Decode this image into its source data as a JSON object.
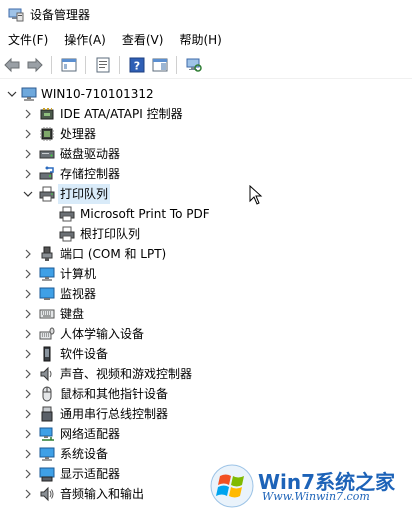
{
  "window": {
    "title": "设备管理器"
  },
  "menu": [
    "文件(F)",
    "操作(A)",
    "查看(V)",
    "帮助(H)"
  ],
  "toolbar": [
    {
      "icon": "back-arrow-icon"
    },
    {
      "icon": "forward-arrow-icon"
    },
    {
      "icon": "show-hide-console-tree-icon"
    },
    {
      "icon": "properties-icon"
    },
    {
      "icon": "help-icon"
    },
    {
      "icon": "action-pane-icon"
    },
    {
      "icon": "scan-hardware-icon"
    }
  ],
  "tree": {
    "root": "WIN10-710101312",
    "categories": [
      {
        "label": "IDE ATA/ATAPI 控制器",
        "icon": "ide-controller-icon"
      },
      {
        "label": "处理器",
        "icon": "processor-icon"
      },
      {
        "label": "磁盘驱动器",
        "icon": "disk-drive-icon"
      },
      {
        "label": "存储控制器",
        "icon": "storage-controller-icon"
      },
      {
        "label": "打印队列",
        "icon": "printer-icon",
        "expanded": true,
        "selected": true,
        "children": [
          {
            "label": "Microsoft Print To PDF",
            "icon": "printer-icon"
          },
          {
            "label": "根打印队列",
            "icon": "printer-icon"
          }
        ]
      },
      {
        "label": "端口 (COM 和 LPT)",
        "icon": "port-icon"
      },
      {
        "label": "计算机",
        "icon": "computer-icon"
      },
      {
        "label": "监视器",
        "icon": "monitor-icon"
      },
      {
        "label": "键盘",
        "icon": "keyboard-icon"
      },
      {
        "label": "人体学输入设备",
        "icon": "hid-icon"
      },
      {
        "label": "软件设备",
        "icon": "software-device-icon"
      },
      {
        "label": "声音、视频和游戏控制器",
        "icon": "speaker-icon"
      },
      {
        "label": "鼠标和其他指针设备",
        "icon": "mouse-icon"
      },
      {
        "label": "通用串行总线控制器",
        "icon": "usb-icon"
      },
      {
        "label": "网络适配器",
        "icon": "network-adapter-icon"
      },
      {
        "label": "系统设备",
        "icon": "system-device-icon"
      },
      {
        "label": "显示适配器",
        "icon": "display-adapter-icon"
      },
      {
        "label": "音频输入和输出",
        "icon": "audio-io-icon"
      }
    ]
  },
  "watermark": {
    "name": "Win7系统之家",
    "url": "Www.Winwin7.com"
  }
}
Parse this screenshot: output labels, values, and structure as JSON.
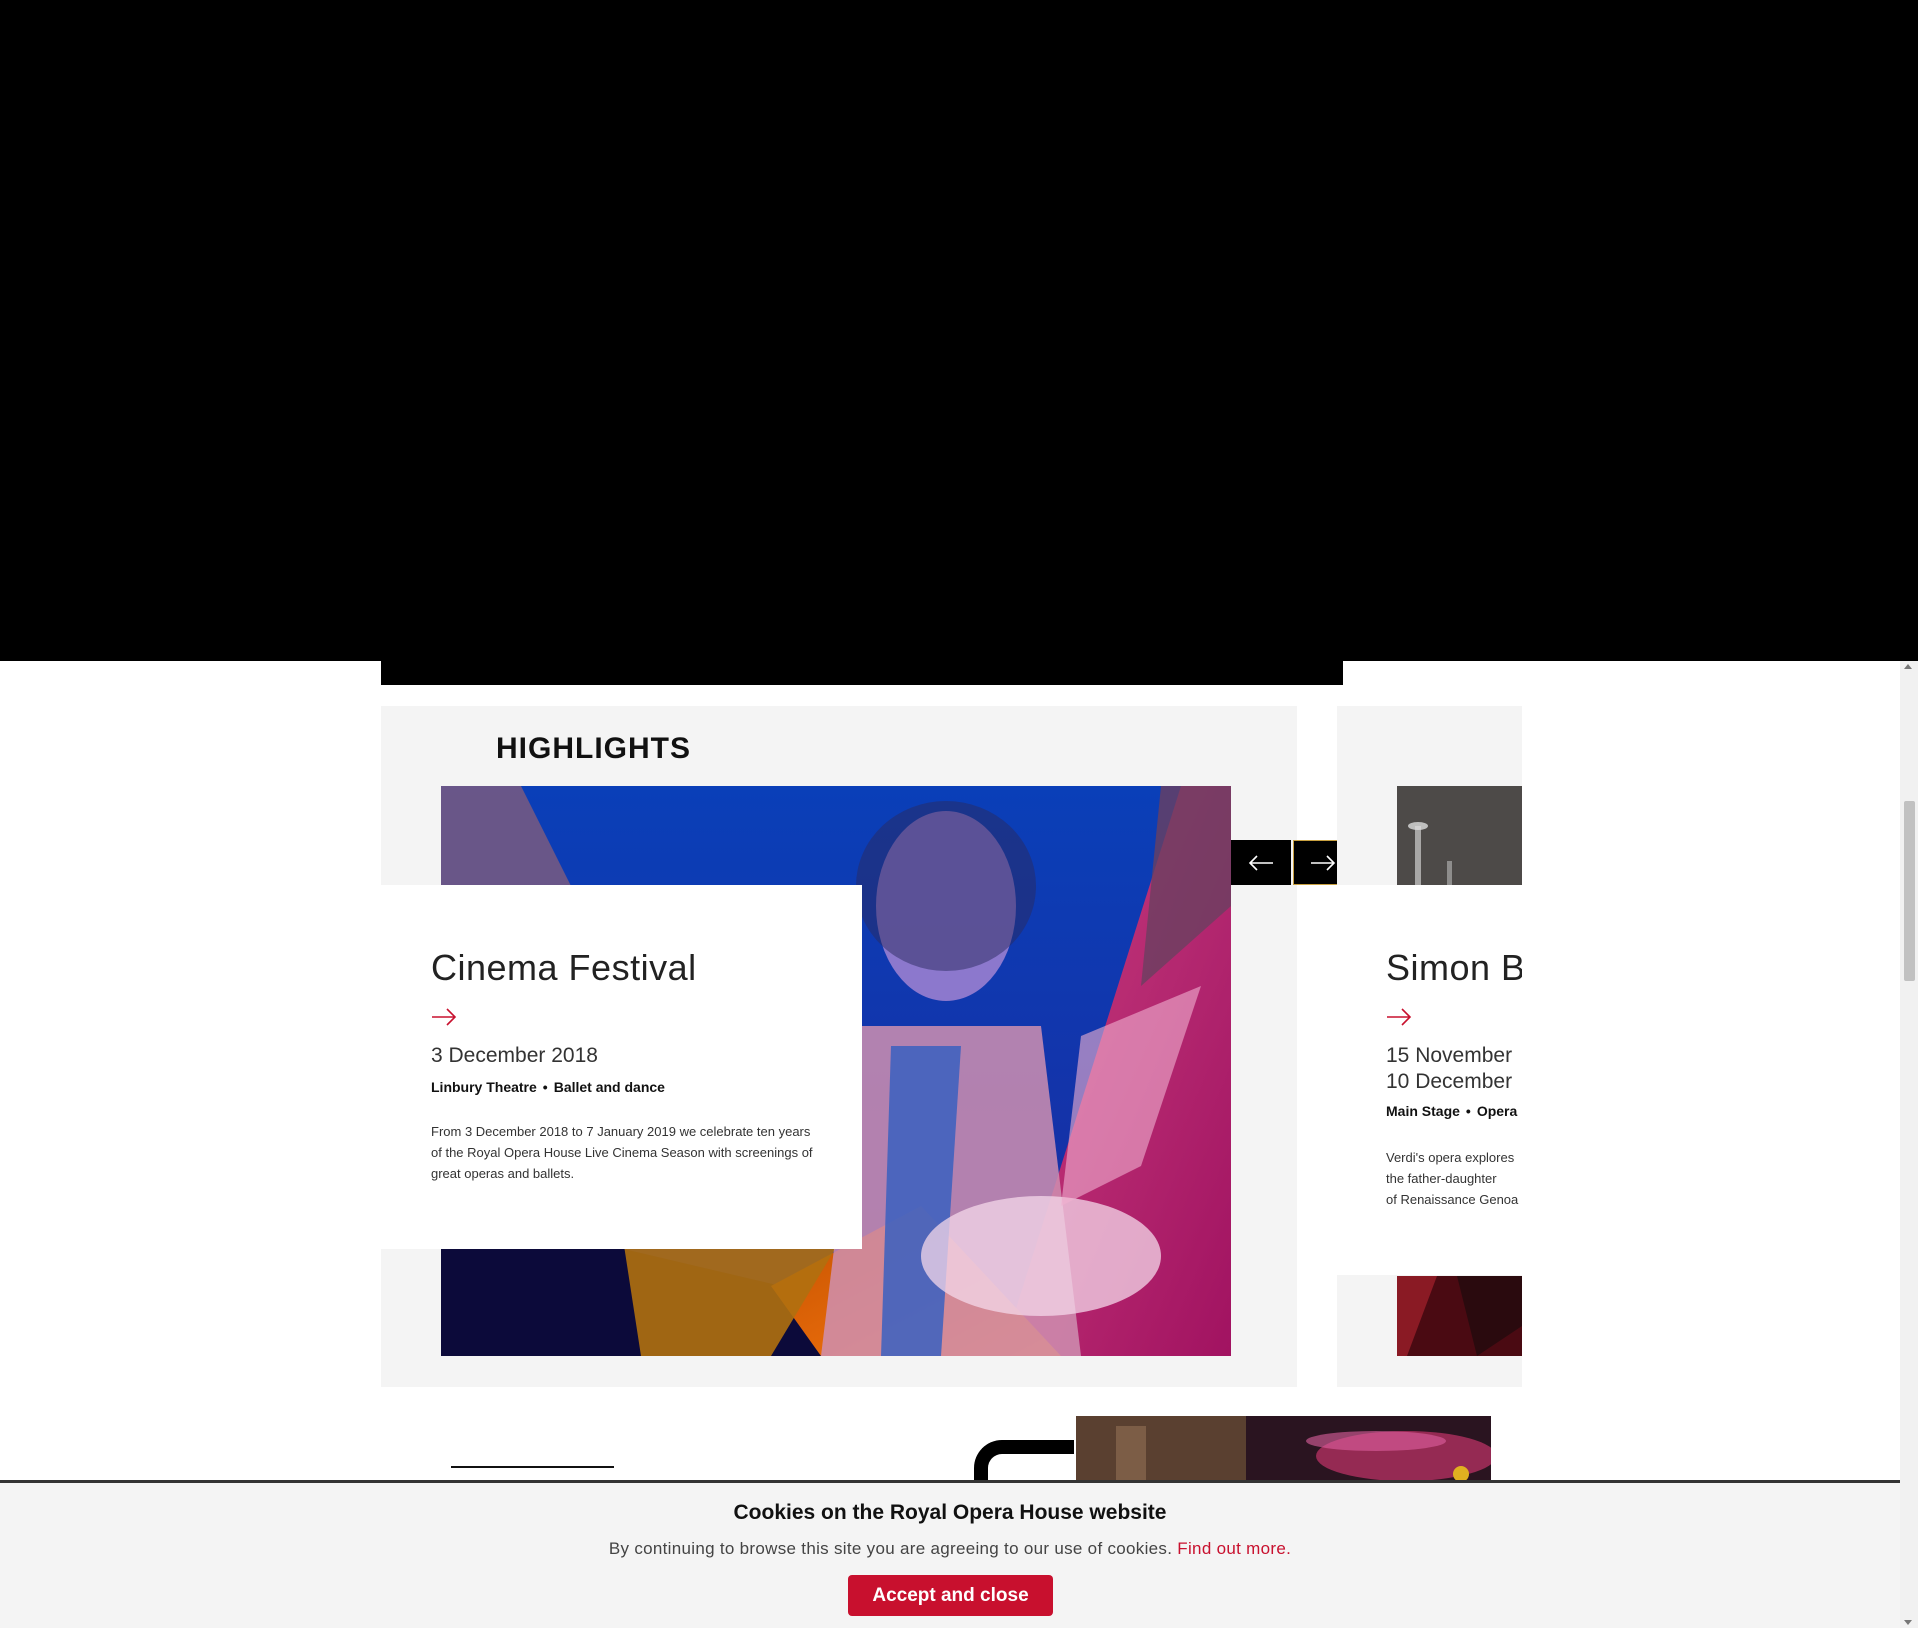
{
  "highlights": {
    "heading": "HIGHLIGHTS",
    "nav": {
      "prev_icon": "arrow-left-icon",
      "next_icon": "arrow-right-icon"
    },
    "cards": [
      {
        "title": "Cinema Festival",
        "date": "3 December 2018",
        "venue": "Linbury Theatre",
        "separator": "•",
        "category": "Ballet and dance",
        "description": "From 3 December 2018 to 7 January 2019 we celebrate ten years of the Royal Opera House Live Cinema Season with screenings of great operas and ballets."
      },
      {
        "title": "Simon Boccanegra",
        "date_line1": "15 November",
        "date_line2": "10 December",
        "venue": "Main Stage",
        "separator": "•",
        "category": "Opera",
        "description_lines": [
          "Verdi's opera explores",
          "the father-daughter",
          "of Renaissance Genoa"
        ]
      }
    ]
  },
  "cookie_banner": {
    "title": "Cookies on the Royal Opera House website",
    "text": "By continuing to browse this site you are agreeing to our use of cookies.",
    "link_text": "Find out more.",
    "button_label": "Accept and close"
  },
  "colors": {
    "accent": "#c8102e",
    "panel_bg": "#f4f4f4",
    "header_bg": "#000000"
  }
}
....
**Given problem**
Copy all lines of the material above where the string "device" occurs.

**The reply**
        "icon": "software-device-icon"
        "icon": "system-device-icon"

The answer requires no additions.